Go through the entries and transcribe each one exactly, dropping the pictures.

--- BEGIN ---

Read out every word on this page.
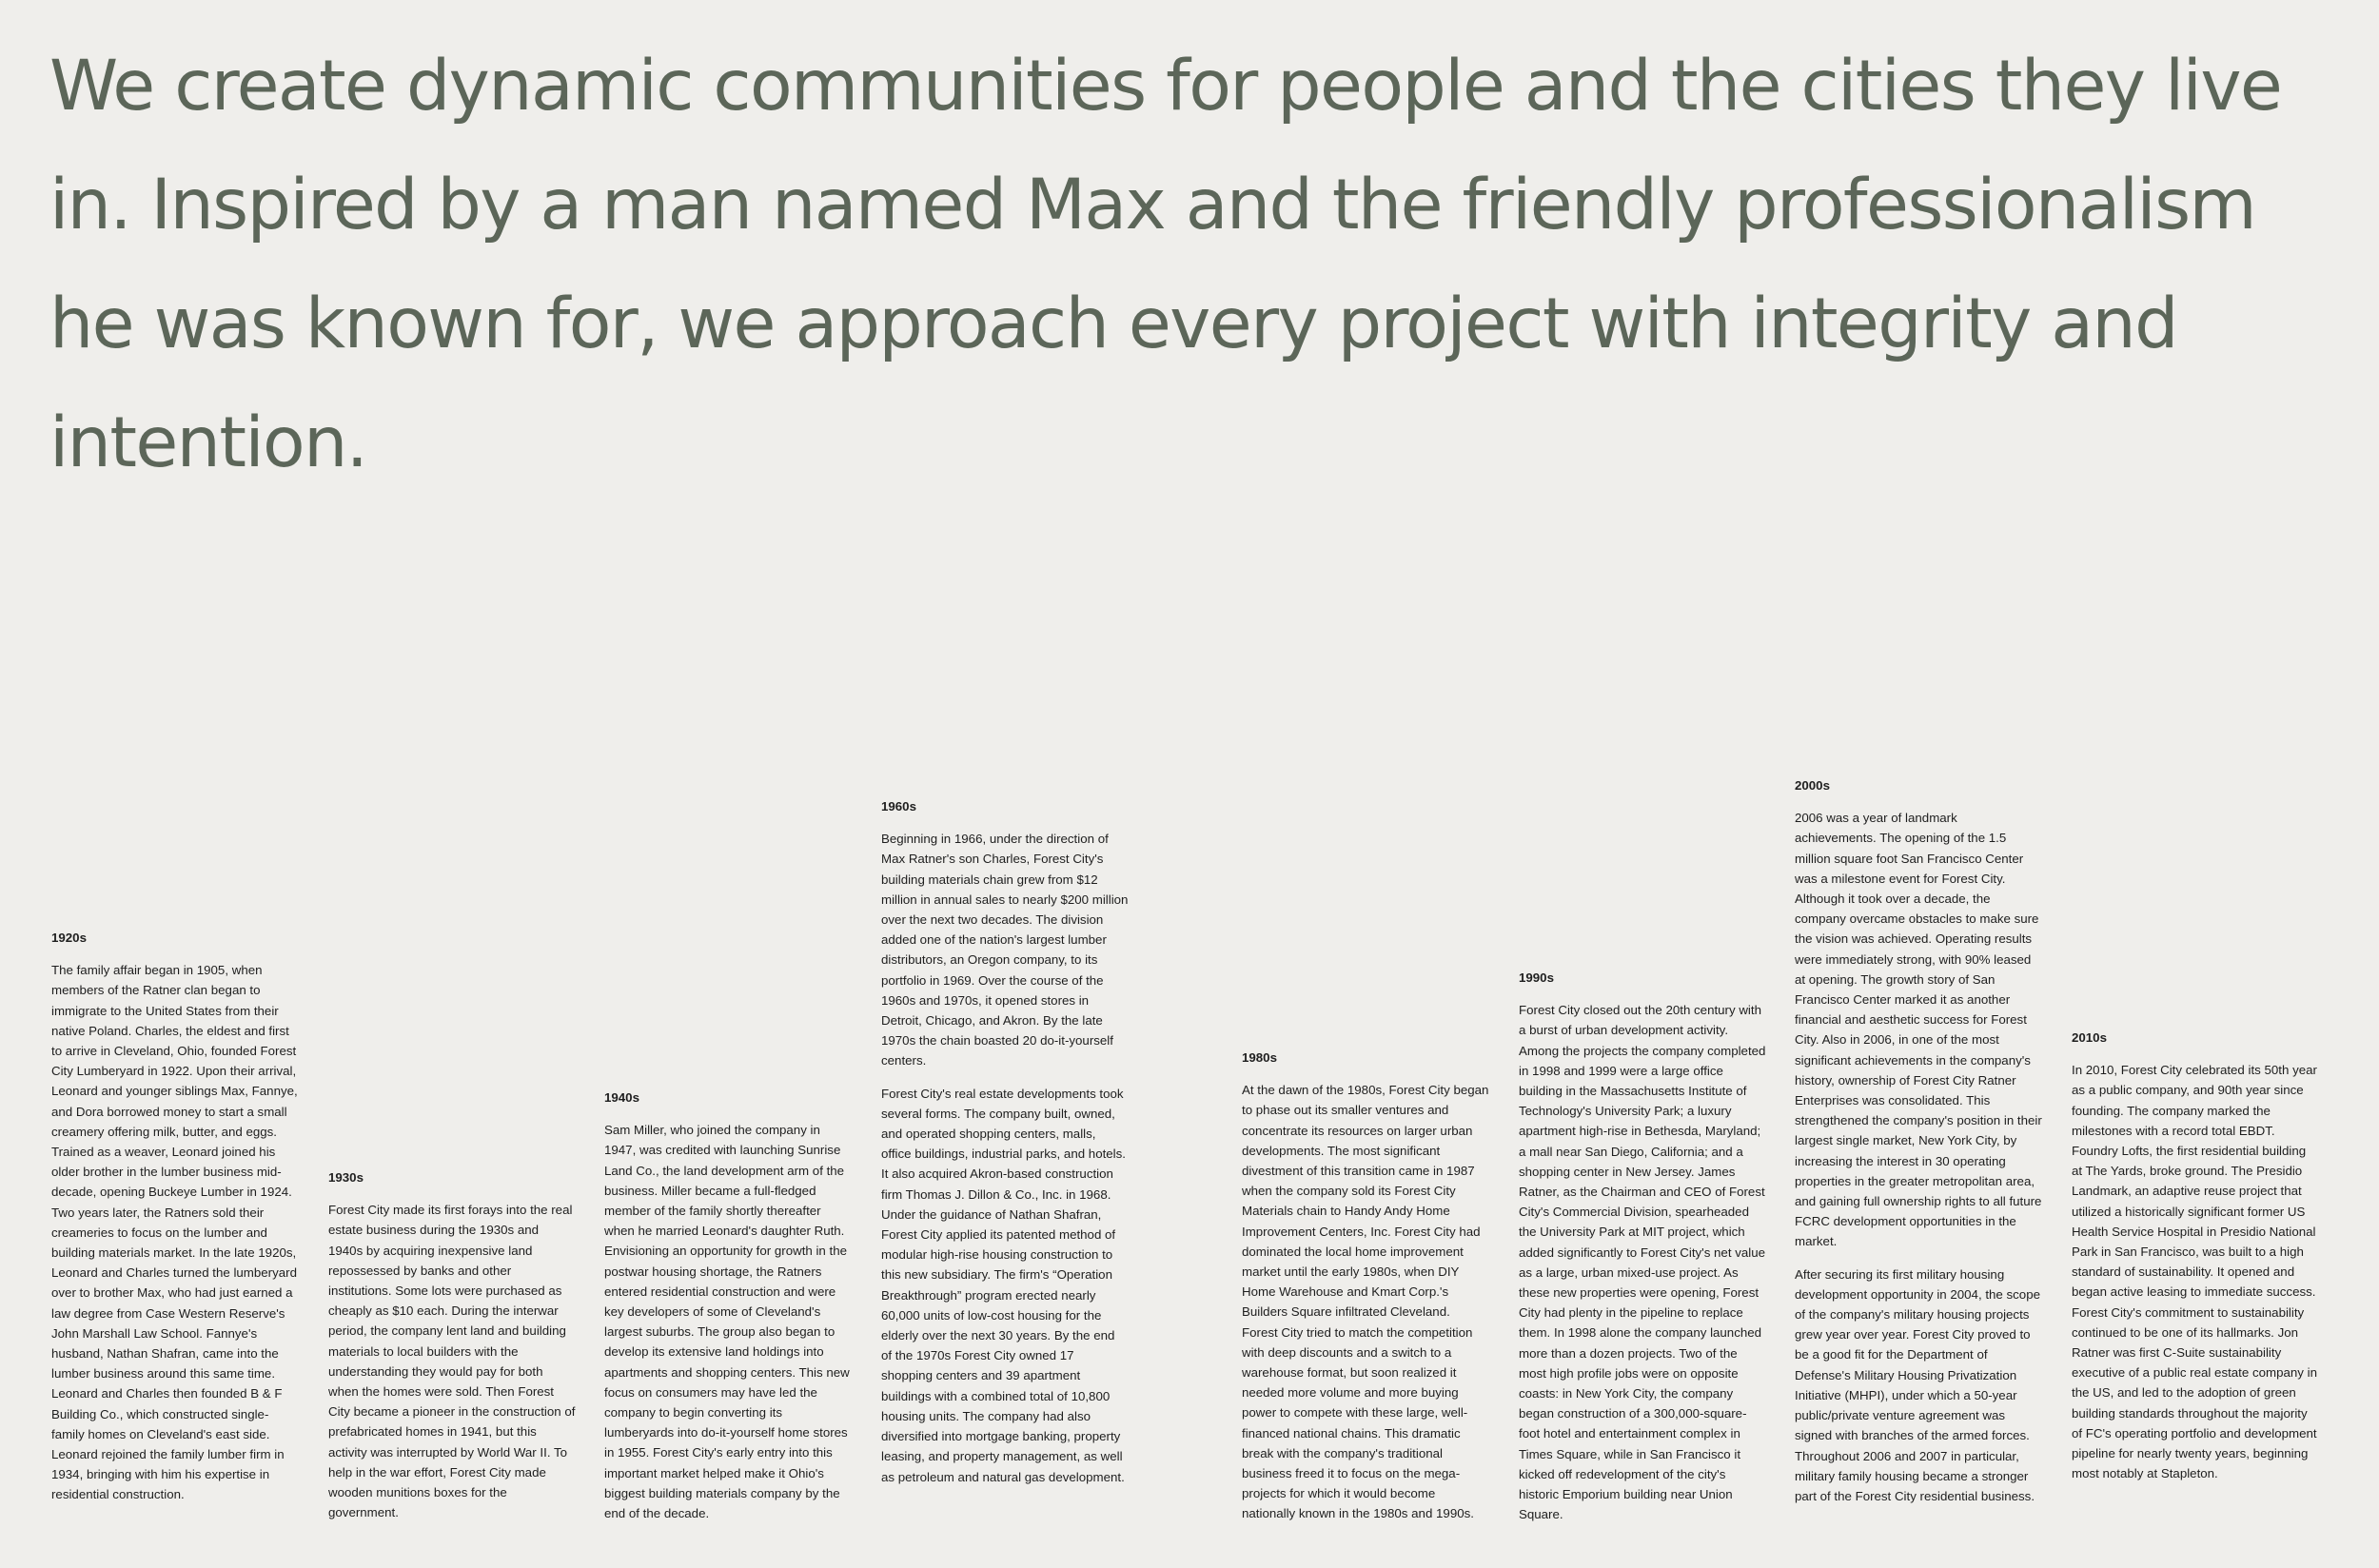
We create dynamic communities for people and the cities they live in. Inspired by a man named Max and the friendly professionalism he was known for, we approach every project with integrity and intention.
1920s

The family affair began in 1905, when members of the Ratner clan began to immigrate to the United States from their native Poland. Charles, the eldest and first to arrive in Cleveland, Ohio, founded Forest City Lumberyard in 1922. Upon their arrival, Leonard and younger siblings Max, Fannye, and Dora borrowed money to start a small creamery offering milk, butter, and eggs. Trained as a weaver, Leonard joined his older brother in the lumber business mid-decade, opening Buckeye Lumber in 1924. Two years later, the Ratners sold their creameries to focus on the lumber and building materials market. In the late 1920s, Leonard and Charles turned the lumberyard over to brother Max, who had just earned a law degree from Case Western Reserve's John Marshall Law School. Fannye's husband, Nathan Shafran, came into the lumber business around this same time. Leonard and Charles then founded B & F Building Co., which constructed single-family homes on Cleveland's east side. Leonard rejoined the family lumber firm in 1934, bringing with him his expertise in residential construction.

1930s

Forest City made its first forays into the real estate business during the 1930s and 1940s by acquiring inexpensive land repossessed by banks and other institutions. Some lots were purchased as cheaply as $10 each. During the interwar period, the company lent land and building materials to local builders with the understanding they would pay for both when the homes were sold. Then Forest City became a pioneer in the construction of prefabricated homes in 1941, but this activity was interrupted by World War II. To help in the war effort, Forest City made wooden munitions boxes for the government.

1940s

Sam Miller, who joined the company in 1947, was credited with launching Sunrise Land Co., the land development arm of the business. Miller became a full-fledged member of the family shortly thereafter when he married Leonard's daughter Ruth. Envisioning an opportunity for growth in the postwar housing shortage, the Ratners entered residential construction and were key developers of some of Cleveland's largest suburbs. The group also began to develop its extensive land holdings into apartments and shopping centers. This new focus on consumers may have led the company to begin converting its lumberyards into do-it-yourself home stores in 1955. Forest City's early entry into this important market helped make it Ohio's biggest building materials company by the end of the decade.

1960s

Beginning in 1966, under the direction of Max Ratner's son Charles, Forest City's building materials chain grew from $12 million in annual sales to nearly $200 million over the next two decades. The division added one of the nation's largest lumber distributors, an Oregon company, to its portfolio in 1969. Over the course of the 1960s and 1970s, it opened stores in Detroit, Chicago, and Akron. By the late 1970s the chain boasted 20 do-it-yourself centers.

Forest City's real estate developments took several forms. The company built, owned, and operated shopping centers, malls, office buildings, industrial parks, and hotels. It also acquired Akron-based construction firm Thomas J. Dillon & Co., Inc. in 1968. Under the guidance of Nathan Shafran, Forest City applied its patented method of modular high-rise housing construction to this new subsidiary. The firm's “Operation Breakthrough” program erected nearly 60,000 units of low-cost housing for the elderly over the next 30 years. By the end of the 1970s Forest City owned 17 shopping centers and 39 apartment buildings with a combined total of 10,800 housing units. The company had also diversified into mortgage banking, property leasing, and property management, as well as petroleum and natural gas development.

1980s

At the dawn of the 1980s, Forest City began to phase out its smaller ventures and concentrate its resources on larger urban developments. The most significant divestment of this transition came in 1987 when the company sold its Forest City Materials chain to Handy Andy Home Improvement Centers, Inc. Forest City had dominated the local home improvement market until the early 1980s, when DIY Home Warehouse and Kmart Corp.'s Builders Square infiltrated Cleveland. Forest City tried to match the competition with deep discounts and a switch to a warehouse format, but soon realized it needed more volume and more buying power to compete with these large, well-financed national chains. This dramatic break with the company's traditional business freed it to focus on the mega-projects for which it would become nationally known in the 1980s and 1990s.

1990s

Forest City closed out the 20th century with a burst of urban development activity. Among the projects the company completed in 1998 and 1999 were a large office building in the Massachusetts Institute of Technology's University Park; a luxury apartment high-rise in Bethesda, Maryland; a mall near San Diego, California; and a shopping center in New Jersey. James Ratner, as the Chairman and CEO of Forest City's Commercial Division, spearheaded the University Park at MIT project, which added significantly to Forest City's net value as a large, urban mixed-use project. As these new properties were opening, Forest City had plenty in the pipeline to replace them. In 1998 alone the company launched more than a dozen projects. Two of the most high profile jobs were on opposite coasts: in New York City, the company began construction of a 300,000-square-foot hotel and entertainment complex in Times Square, while in San Francisco it kicked off redevelopment of the city's historic Emporium building near Union Square.

2000s

2006 was a year of landmark achievements. The opening of the 1.5 million square foot San Francisco Center was a milestone event for Forest City. Although it took over a decade, the company overcame obstacles to make sure the vision was achieved. Operating results were immediately strong, with 90% leased at opening. The growth story of San Francisco Center marked it as another financial and aesthetic success for Forest City. Also in 2006, in one of the most significant achievements in the company's history, ownership of Forest City Ratner Enterprises was consolidated. This strengthened the company's position in their largest single market, New York City, by increasing the interest in 30 operating properties in the greater metropolitan area, and gaining full ownership rights to all future FCRC development opportunities in the market.

After securing its first military housing development opportunity in 2004, the scope of the company's military housing projects grew year over year. Forest City proved to be a good fit for the Department of Defense's Military Housing Privatization Initiative (MHPI), under which a 50-year public/private venture agreement was signed with branches of the armed forces. Throughout 2006 and 2007 in particular, military family housing became a stronger part of the Forest City residential business.

2010s

In 2010, Forest City celebrated its 50th year as a public company, and 90th year since founding. The company marked the milestones with a record total EBDT. Foundry Lofts, the first residential building at The Yards, broke ground. The Presidio Landmark, an adaptive reuse project that utilized a historically significant former US Health Service Hospital in Presidio National Park in San Francisco, was built to a high standard of sustainability. It opened and began active leasing to immediate success. Forest City's commitment to sustainability continued to be one of its hallmarks. Jon Ratner was first C-Suite sustainability executive of a public real estate company in the US, and led to the adoption of green building standards throughout the majority of FC's operating portfolio and development pipeline for nearly twenty years, beginning most notably at Stapleton.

--- END ---

■ **Full response**:
Read out every word on this page.
We create dynamic communities for people and the cities they live in. Inspired by a man named Max and the friendly professionalism he was known for, we approach every project with integrity and intention.
1920s

The family affair began in 1905, when members of the Ratner clan began to immigrate to the United States from their native Poland. Charles, the eldest and first to arrive in Cleveland, Ohio, founded Forest City Lumberyard in 1922. Upon their arrival, Leonard and younger siblings Max, Fannye, and Dora borrowed money to start a small creamery offering milk, butter, and eggs. Trained as a weaver, Leonard joined his older brother in the lumber business mid-decade, opening Buckeye Lumber in 1924. Two years later, the Ratners sold their creameries to focus on the lumber and building materials market. In the late 1920s, Leonard and Charles turned the lumberyard over to brother Max, who had just earned a law degree from Case Western Reserve's John Marshall Law School. Fannye's husband, Nathan Shafran, came into the lumber business around this same time. Leonard and Charles then founded B & F Building Co., which constructed single-family homes on Cleveland's east side. Leonard rejoined the family lumber firm in 1934, bringing with him his expertise in residential construction.

1930s

Forest City made its first forays into the real estate business during the 1930s and 1940s by acquiring inexpensive land repossessed by banks and other institutions. Some lots were purchased as cheaply as $10 each. During the interwar period, the company lent land and building materials to local builders with the understanding they would pay for both when the homes were sold. Then Forest City became a pioneer in the construction of prefabricated homes in 1941, but this activity was interrupted by World War II. To help in the war effort, Forest City made wooden munitions boxes for the government.

1940s

Sam Miller, who joined the company in 1947, was credited with launching Sunrise Land Co., the land development arm of the business. Miller became a full-fledged member of the family shortly thereafter when he married Leonard's daughter Ruth. Envisioning an opportunity for growth in the postwar housing shortage, the Ratners entered residential construction and were key developers of some of Cleveland's largest suburbs. The group also began to develop its extensive land holdings into apartments and shopping centers. This new focus on consumers may have led the company to begin converting its lumberyards into do-it-yourself home stores in 1955. Forest City's early entry into this important market helped make it Ohio's biggest building materials company by the end of the decade.

1960s

Beginning in 1966, under the direction of Max Ratner's son Charles, Forest City's building materials chain grew from $12 million in annual sales to nearly $200 million over the next two decades. The division added one of the nation's largest lumber distributors, an Oregon company, to its portfolio in 1969. Over the course of the 1960s and 1970s, it opened stores in Detroit, Chicago, and Akron. By the late 1970s the chain boasted 20 do-it-yourself centers.

Forest City's real estate developments took several forms. The company built, owned, and operated shopping centers, malls, office buildings, industrial parks, and hotels. It also acquired Akron-based construction firm Thomas J. Dillon & Co., Inc. in 1968. Under the guidance of Nathan Shafran, Forest City applied its patented method of modular high-rise housing construction to this new subsidiary. The firm's “Operation Breakthrough” program erected nearly 60,000 units of low-cost housing for the elderly over the next 30 years. By the end of the 1970s Forest City owned 17 shopping centers and 39 apartment buildings with a combined total of 10,800 housing units. The company had also diversified into mortgage banking, property leasing, and property management, as well as petroleum and natural gas development.

1980s

At the dawn of the 1980s, Forest City began to phase out its smaller ventures and concentrate its resources on larger urban developments. The most significant divestment of this transition came in 1987 when the company sold its Forest City Materials chain to Handy Andy Home Improvement Centers, Inc. Forest City had dominated the local home improvement market until the early 1980s, when DIY Home Warehouse and Kmart Corp.'s Builders Square infiltrated Cleveland. Forest City tried to match the competition with deep discounts and a switch to a warehouse format, but soon realized it needed more volume and more buying power to compete with these large, well-financed national chains. This dramatic break with the company's traditional business freed it to focus on the mega-projects for which it would become nationally known in the 1980s and 1990s.

1990s

Forest City closed out the 20th century with a burst of urban development activity. Among the projects the company completed in 1998 and 1999 were a large office building in the Massachusetts Institute of Technology's University Park; a luxury apartment high-rise in Bethesda, Maryland; a mall near San Diego, California; and a shopping center in New Jersey. James Ratner, as the Chairman and CEO of Forest City's Commercial Division, spearheaded the University Park at MIT project, which added significantly to Forest City's net value as a large, urban mixed-use project. As these new properties were opening, Forest City had plenty in the pipeline to replace them. In 1998 alone the company launched more than a dozen projects. Two of the most high profile jobs were on opposite coasts: in New York City, the company began construction of a 300,000-square-foot hotel and entertainment complex in Times Square, while in San Francisco it kicked off redevelopment of the city's historic Emporium building near Union Square.

2000s

2006 was a year of landmark achievements. The opening of the 1.5 million square foot San Francisco Center was a milestone event for Forest City. Although it took over a decade, the company overcame obstacles to make sure the vision was achieved. Operating results were immediately strong, with 90% leased at opening. The growth story of San Francisco Center marked it as another financial and aesthetic success for Forest City. Also in 2006, in one of the most significant achievements in the company's history, ownership of Forest City Ratner Enterprises was consolidated. This strengthened the company's position in their largest single market, New York City, by increasing the interest in 30 operating properties in the greater metropolitan area, and gaining full ownership rights to all future FCRC development opportunities in the market.

After securing its first military housing development opportunity in 2004, the scope of the company's military housing projects grew year over year. Forest City proved to be a good fit for the Department of Defense's Military Housing Privatization Initiative (MHPI), under which a 50-year public/private venture agreement was signed with branches of the armed forces. Throughout 2006 and 2007 in particular, military family housing became a stronger part of the Forest City residential business.

2010s

In 2010, Forest City celebrated its 50th year as a public company, and 90th year since founding. The company marked the milestones with a record total EBDT. Foundry Lofts, the first residential building at The Yards, broke ground. The Presidio Landmark, an adaptive reuse project that utilized a historically significant former US Health Service Hospital in Presidio National Park in San Francisco, was built to a high standard of sustainability. It opened and began active leasing to immediate success. Forest City's commitment to sustainability continued to be one of its hallmarks. Jon Ratner was first C-Suite sustainability executive of a public real estate company in the US, and led to the adoption of green building standards throughout the majority of FC's operating portfolio and development pipeline for nearly twenty years, beginning most notably at Stapleton.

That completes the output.